● What the task requires
Below are records to transcribe exactly, without their pictures.

# Supplied material start

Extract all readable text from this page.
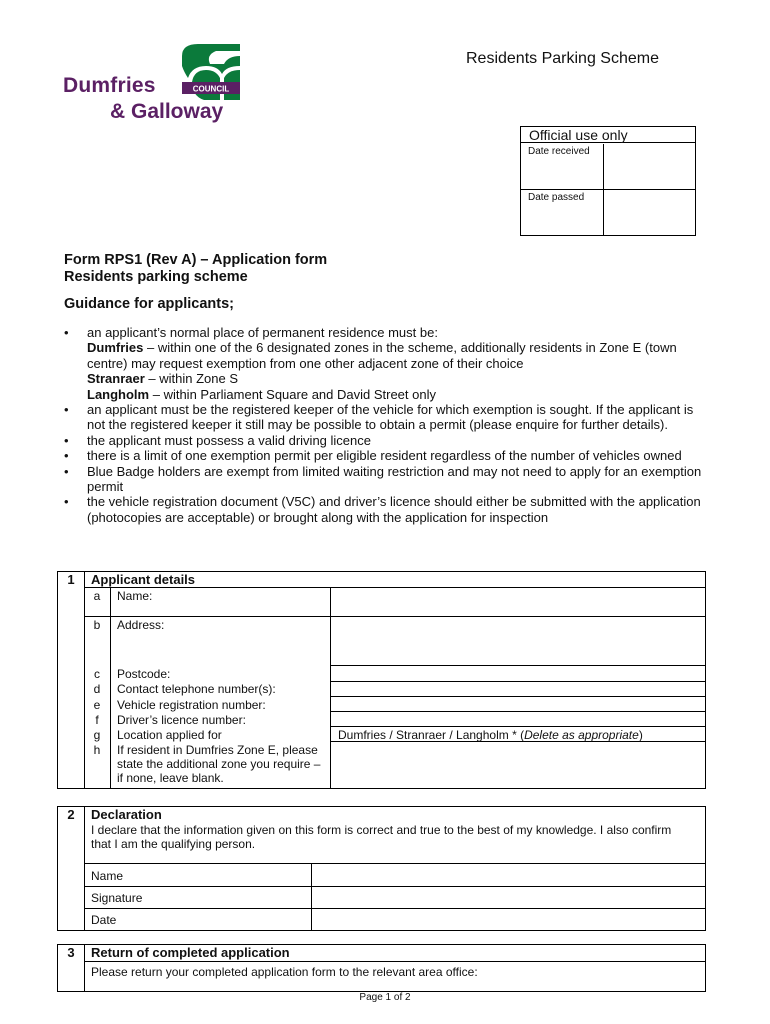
Dumfries
& Galloway
COUNCIL
Residents Parking Scheme
Official use only
Date received
Date passed
Form RPS1 (Rev A) – Application form
Residents parking scheme
Guidance for applicants;
• an applicant’s normal place of permanent residence must be:
Dumfries – within one of the 6 designated zones in the scheme, additionally residents in Zone E (town centre) may request exemption from one other adjacent zone of their choice
Stranraer – within Zone S
Langholm – within Parliament Square and David Street only
• an applicant must be the registered keeper of the vehicle for which exemption is sought. If the applicant is not the registered keeper it still may be possible to obtain a permit (please enquire for further details).
• the applicant must possess a valid driving licence
• there is a limit of one exemption permit per eligible resident regardless of the number of vehicles owned
• Blue Badge holders are exempt from limited waiting restriction and may not need to apply for an exemption permit
• the vehicle registration document (V5C) and driver’s licence should either be submitted with the application (photocopies are acceptable) or brought along with the application for inspection
1	Applicant details
a	Name:
b	Address:
c	Postcode:
d	Contact telephone number(s):
e	Vehicle registration number:
f	Driver’s licence number:
g	Location applied for	Dumfries / Stranraer / Langholm * (Delete as appropriate)
h	If resident in Dumfries Zone E, please state the additional zone you require – if none, leave blank.
2	Declaration
I declare that the information given on this form is correct and true to the best of my knowledge. I also confirm that I am the qualifying person.
Name
Signature
Date
3	Return of completed application
Please return your completed application form to the relevant area office:
Page 1 of 2
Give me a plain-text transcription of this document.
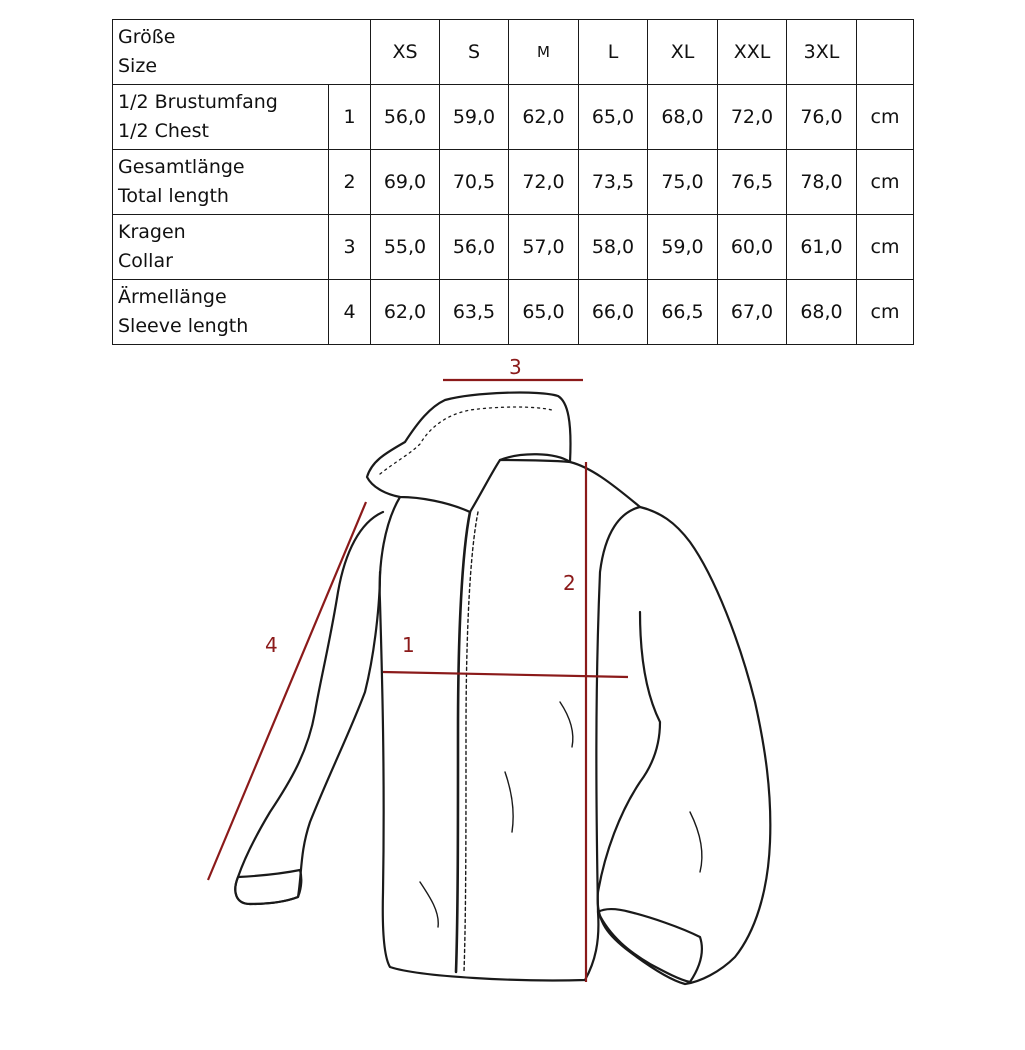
Größe
Size		XS	S	M	L	XL	XXL	3XL	

1/2 Brustumfang
1/2 Chest	1	56,0	59,0	62,0	65,0	68,0	72,0	76,0	cm

Gesamtlänge
Total length	2	69,0	70,5	72,0	73,5	75,0	76,5	78,0	cm

Kragen
Collar	3	55,0	56,0	57,0	58,0	59,0	60,0	61,0	cm

Ärmellänge
Sleeve length	4	62,0	63,5	65,0	66,0	66,5	67,0	68,0	cm
3
2
1
4
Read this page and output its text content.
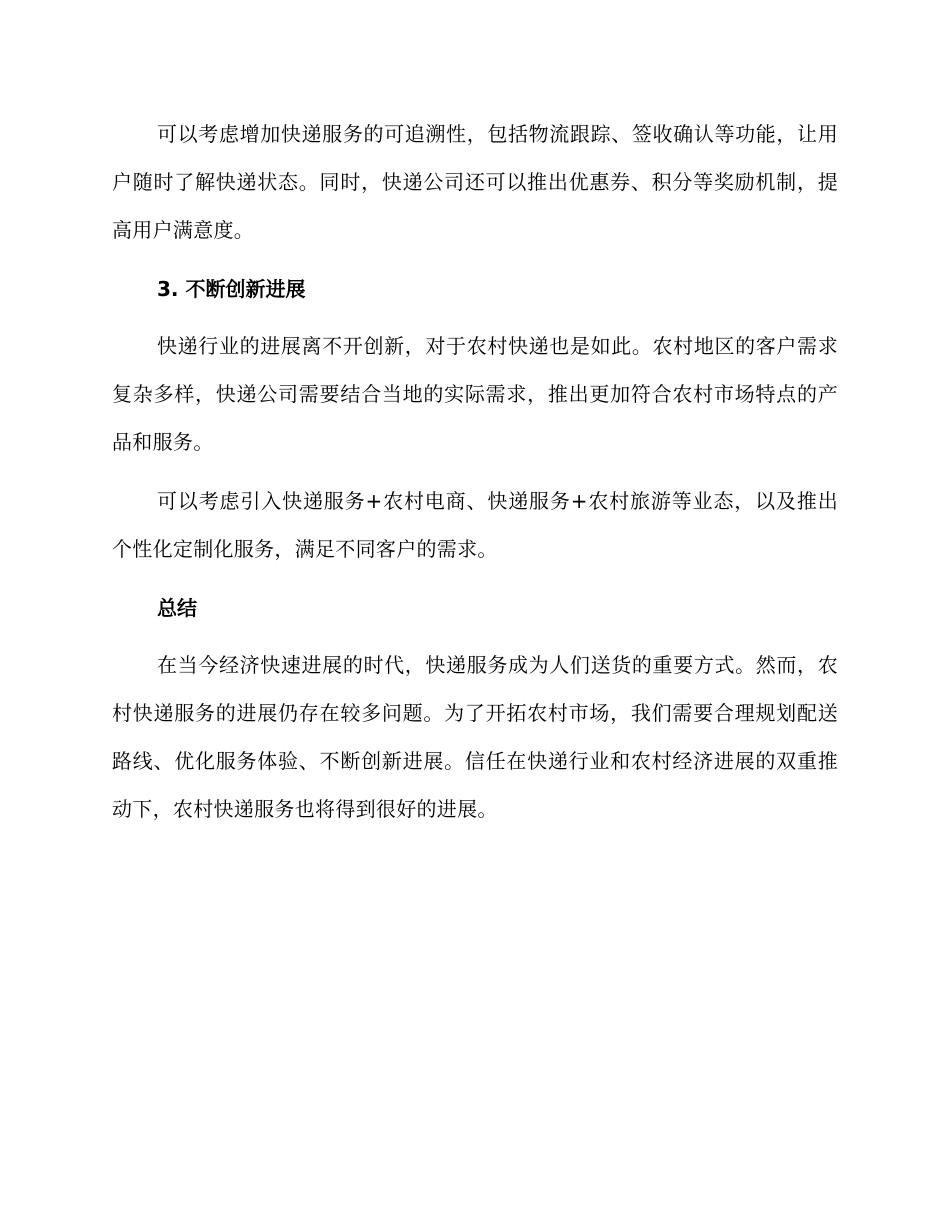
可以考虑增加快递服务的可追溯性，包括物流跟踪、签收确认等功能，让用户随时了解快递状态。同时，快递公司还可以推出优惠券、积分等奖励机制，提高用户满意度。

3. 不断创新进展

快递行业的进展离不开创新，对于农村快递也是如此。农村地区的客户需求复杂多样，快递公司需要结合当地的实际需求，推出更加符合农村市场特点的产品和服务。

可以考虑引入快递服务+农村电商、快递服务+农村旅游等业态，以及推出个性化定制化服务，满足不同客户的需求。

总结

在当今经济快速进展的时代，快递服务成为人们送货的重要方式。然而，农村快递服务的进展仍存在较多问题。为了开拓农村市场，我们需要合理规划配送路线、优化服务体验、不断创新进展。信任在快递行业和农村经济进展的双重推动下，农村快递服务也将得到很好的进展。
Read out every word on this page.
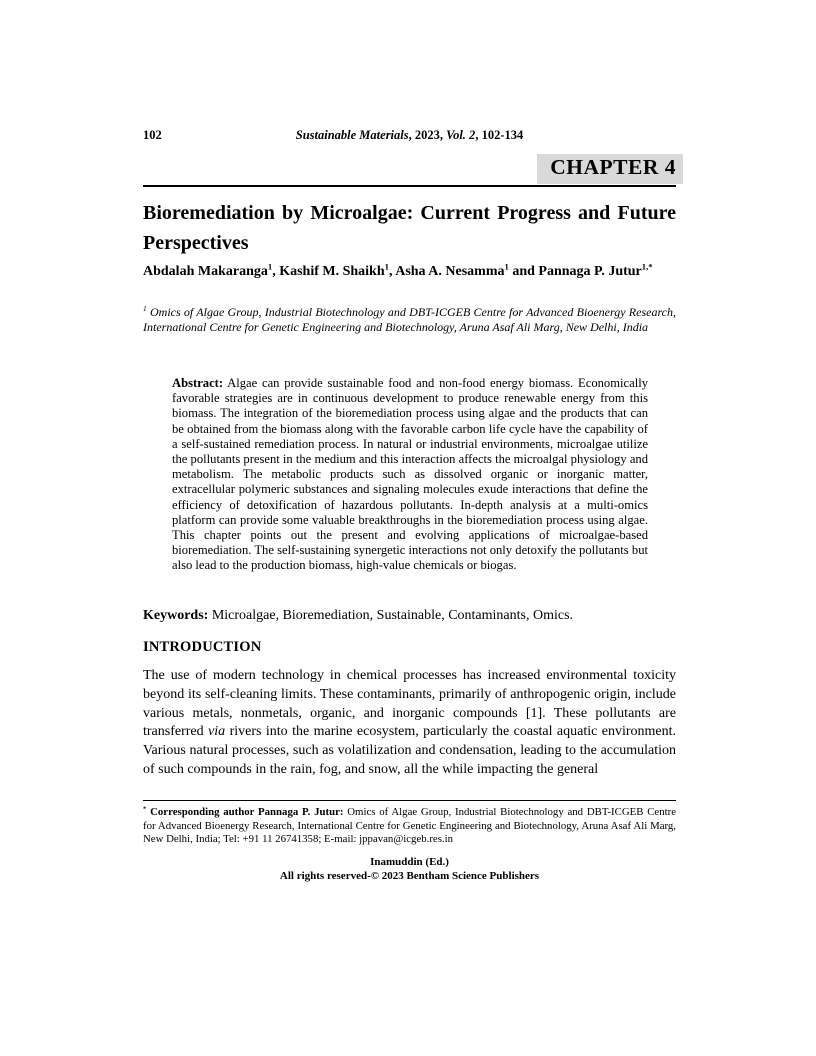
102	Sustainable Materials, 2023, Vol. 2, 102-134
CHAPTER 4
Bioremediation by Microalgae: Current Progress and Future Perspectives

Abdalah Makaranga$^1$, Kashif M. Shaikh$^1$, Asha A. Nesamma$^1$ and Pannaga P. Jutur$^{1,*}$

$^1$ Omics of Algae Group, Industrial Biotechnology and DBT-ICGEB Centre for Advanced Bioenergy Research, International Centre for Genetic Engineering and Biotechnology, Aruna Asaf Ali Marg, New Delhi, India

Abstract: Algae can provide sustainable food and non-food energy biomass. Economically favorable strategies are in continuous development to produce renewable energy from this biomass. The integration of the bioremediation process using algae and the products that can be obtained from the biomass along with the favorable carbon life cycle have the capability of a self-sustained remediation process. In natural or industrial environments, microalgae utilize the pollutants present in the medium and this interaction affects the microalgal physiology and metabolism. The metabolic products such as dissolved organic or inorganic matter, extracellular polymeric substances and signaling molecules exude interactions that define the efficiency of detoxification of hazardous pollutants. In-depth analysis at a multi-omics platform can provide some valuable breakthroughs in the bioremediation process using algae. This chapter points out the present and evolving applications of microalgae-based bioremediation. The self-sustaining synergetic interactions not only detoxify the pollutants but also lead to the production biomass, high-value chemicals or biogas.

Keywords: Microalgae, Bioremediation, Sustainable, Contaminants, Omics.

INTRODUCTION

The use of modern technology in chemical processes has increased environmental toxicity beyond its self-cleaning limits. These contaminants, primarily of anthropogenic origin, include various metals, nonmetals, organic, and inorganic compounds [1]. These pollutants are transferred via rivers into the marine ecosystem, particularly the coastal aquatic environment. Various natural processes, such as volatilization and condensation, leading to the accumulation of such compounds in the rain, fog, and snow, all the while impacting the general

* Corresponding author Pannaga P. Jutur: Omics of Algae Group, Industrial Biotechnology and DBT-ICGEB Centre for Advanced Bioenergy Research, International Centre for Genetic Engineering and Biotechnology, Aruna Asaf Ali Marg, New Delhi, India; Tel: +91 11 26741358; E-mail: jppavan@icgeb.res.in

Inamuddin (Ed.)
All rights reserved-© 2023 Bentham Science Publishers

# Supplied material end

● Exercise result
Extract all readable text from this page.
Dumfries
& Galloway
COUNCIL
Residents Parking Scheme
Official use only
Date received
Date passed
Form RPS1 (Rev A) – Application form
Residents parking scheme
Guidance for applicants;
• an applicant’s normal place of permanent residence must be:
Dumfries – within one of the 6 designated zones in the scheme, additionally residents in Zone E (town centre) may request exemption from one other adjacent zone of their choice
Stranraer – within Zone S
Langholm – within Parliament Square and David Street only
• an applicant must be the registered keeper of the vehicle for which exemption is sought. If the applicant is not the registered keeper it still may be possible to obtain a permit (please enquire for further details).
• the applicant must possess a valid driving licence
• there is a limit of one exemption permit per eligible resident regardless of the number of vehicles owned
• Blue Badge holders are exempt from limited waiting restriction and may not need to apply for an exemption permit
• the vehicle registration document (V5C) and driver’s licence should either be submitted with the application (photocopies are acceptable) or brought along with the application for inspection
1	Applicant details
a	Name:
b	Address:
c	Postcode:
d	Contact telephone number(s):
e	Vehicle registration number:
f	Driver’s licence number:
g	Location applied for	Dumfries / Stranraer / Langholm * (Delete as appropriate)
h	If resident in Dumfries Zone E, please state the additional zone you require – if none, leave blank.
2	Declaration
I declare that the information given on this form is correct and true to the best of my knowledge. I also confirm that I am the qualifying person.
Name
Signature
Date
3	Return of completed application
Please return your completed application form to the relevant area office:
Page 1 of 2
Give me a plain-text transcription of this document.
Größe
Size		XS	S	M	L	XL	XXL	3XL	

1/2 Brustumfang
1/2 Chest	1	56,0	59,0	62,0	65,0	68,0	72,0	76,0	cm

Gesamtlänge
Total length	2	69,0	70,5	72,0	73,5	75,0	76,5	78,0	cm

Kragen
Collar	3	55,0	56,0	57,0	58,0	59,0	60,0	61,0	cm

Ärmellänge
Sleeve length	4	62,0	63,5	65,0	66,0	66,5	67,0	68,0	cm
3
2
1
4
Read this page and output its text content.
可以考虑增加快递服务的可追溯性，包括物流跟踪、签收确认等功能，让用户随时了解快递状态。同时，快递公司还可以推出优惠券、积分等奖励机制，提高用户满意度。

3. 不断创新进展

快递行业的进展离不开创新，对于农村快递也是如此。农村地区的客户需求复杂多样，快递公司需要结合当地的实际需求，推出更加符合农村市场特点的产品和服务。

可以考虑引入快递服务+农村电商、快递服务+农村旅游等业态，以及推出个性化定制化服务，满足不同客户的需求。

总结

在当今经济快速进展的时代，快递服务成为人们送货的重要方式。然而，农村快递服务的进展仍存在较多问题。为了开拓农村市场，我们需要合理规划配送路线、优化服务体验、不断创新进展。信任在快递行业和农村经济进展的双重推动下，农村快递服务也将得到很好的进展。
Read out every word on this page.
102	Sustainable Materials, 2023, Vol. 2, 102-134
CHAPTER 4
Bioremediation by Microalgae: Current Progress and Future Perspectives

Abdalah Makaranga$^1$, Kashif M. Shaikh$^1$, Asha A. Nesamma$^1$ and Pannaga P. Jutur$^{1,*}$

$^1$ Omics of Algae Group, Industrial Biotechnology and DBT-ICGEB Centre for Advanced Bioenergy Research, International Centre for Genetic Engineering and Biotechnology, Aruna Asaf Ali Marg, New Delhi, India

Abstract: Algae can provide sustainable food and non-food energy biomass. Economically favorable strategies are in continuous development to produce renewable energy from this biomass. The integration of the bioremediation process using algae and the products that can be obtained from the biomass along with the favorable carbon life cycle have the capability of a self-sustained remediation process. In natural or industrial environments, microalgae utilize the pollutants present in the medium and this interaction affects the microalgal physiology and metabolism. The metabolic products such as dissolved organic or inorganic matter, extracellular polymeric substances and signaling molecules exude interactions that define the efficiency of detoxification of hazardous pollutants. In-depth analysis at a multi-omics platform can provide some valuable breakthroughs in the bioremediation process using algae. This chapter points out the present and evolving applications of microalgae-based bioremediation. The self-sustaining synergetic interactions not only detoxify the pollutants but also lead to the production biomass, high-value chemicals or biogas.

Keywords: Microalgae, Bioremediation, Sustainable, Contaminants, Omics.

INTRODUCTION

The use of modern technology in chemical processes has increased environmental toxicity beyond its self-cleaning limits. These contaminants, primarily of anthropogenic origin, include various metals, nonmetals, organic, and inorganic compounds [1]. These pollutants are transferred via rivers into the marine ecosystem, particularly the coastal aquatic environment. Various natural processes, such as volatilization and condensation, leading to the accumulation of such compounds in the rain, fog, and snow, all the while impacting the general

* Corresponding author Pannaga P. Jutur: Omics of Algae Group, Industrial Biotechnology and DBT-ICGEB Centre for Advanced Bioenergy Research, International Centre for Genetic Engineering and Biotechnology, Aruna Asaf Ali Marg, New Delhi, India; Tel: +91 11 26741358; E-mail: jppavan@icgeb.res.in

Inamuddin (Ed.)
All rights reserved-© 2023 Bentham Science Publishers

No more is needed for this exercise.